Set exercise — Copy out the material below in full, but not its images.

Record excerpts —
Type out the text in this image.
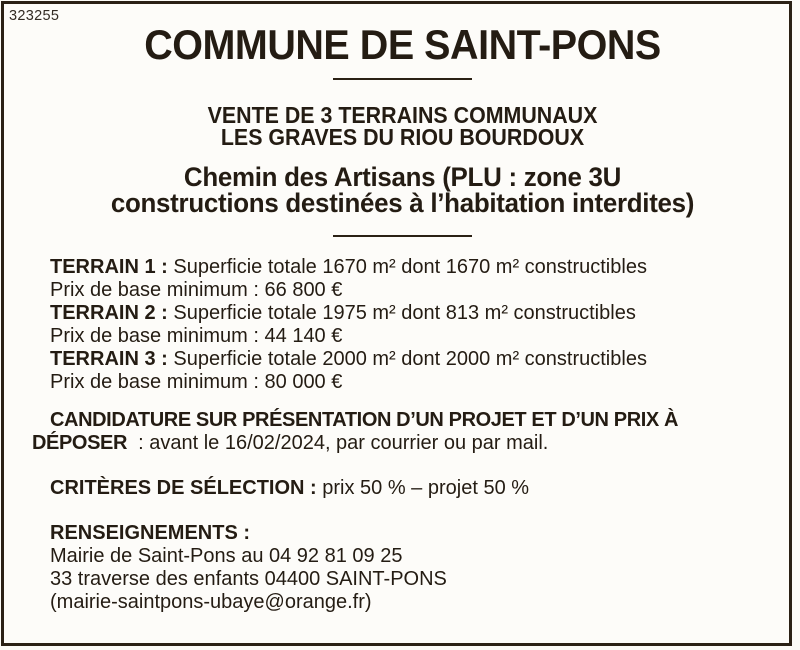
323255
COMMUNE DE SAINT-PONS
VENTE DE 3 TERRAINS COMMUNAUX
LES GRAVES DU RIOU BOURDOUX
Chemin des Artisans (PLU : zone 3U
constructions destinées à l’habitation interdites)
TERRAIN 1 : Superficie totale 1670 m² dont 1670 m² constructibles
Prix de base minimum : 66 800 €
TERRAIN 2 : Superficie totale 1975 m² dont 813 m² constructibles
Prix de base minimum : 44 140 €
TERRAIN 3 : Superficie totale 2000 m² dont 2000 m² constructibles
Prix de base minimum : 80 000 €
CANDIDATURE SUR PRÉSENTATION D’UN PROJET ET D’UN PRIX À
DÉPOSER  : avant le 16/02/2024, par courrier ou par mail.
CRITÈRES DE SÉLECTION : prix 50 % – projet 50 %
RENSEIGNEMENTS :
Mairie de Saint-Pons au 04 92 81 09 25
33 traverse des enfants 04400 SAINT-PONS
(mairie-saintpons-ubaye@orange.fr)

Result for this task —
Type out the text in this image.
323255
COMMUNE DE SAINT-PONS
VENTE DE 3 TERRAINS COMMUNAUX
LES GRAVES DU RIOU BOURDOUX
Chemin des Artisans (PLU : zone 3U
constructions destinées à l’habitation interdites)
TERRAIN 1 : Superficie totale 1670 m² dont 1670 m² constructibles
Prix de base minimum : 66 800 €
TERRAIN 2 : Superficie totale 1975 m² dont 813 m² constructibles
Prix de base minimum : 44 140 €
TERRAIN 3 : Superficie totale 2000 m² dont 2000 m² constructibles
Prix de base minimum : 80 000 €
CANDIDATURE SUR PRÉSENTATION D’UN PROJET ET D’UN PRIX À
DÉPOSER  : avant le 16/02/2024, par courrier ou par mail.
CRITÈRES DE SÉLECTION : prix 50 % – projet 50 %
RENSEIGNEMENTS :
Mairie de Saint-Pons au 04 92 81 09 25
33 traverse des enfants 04400 SAINT-PONS
(mairie-saintpons-ubaye@orange.fr)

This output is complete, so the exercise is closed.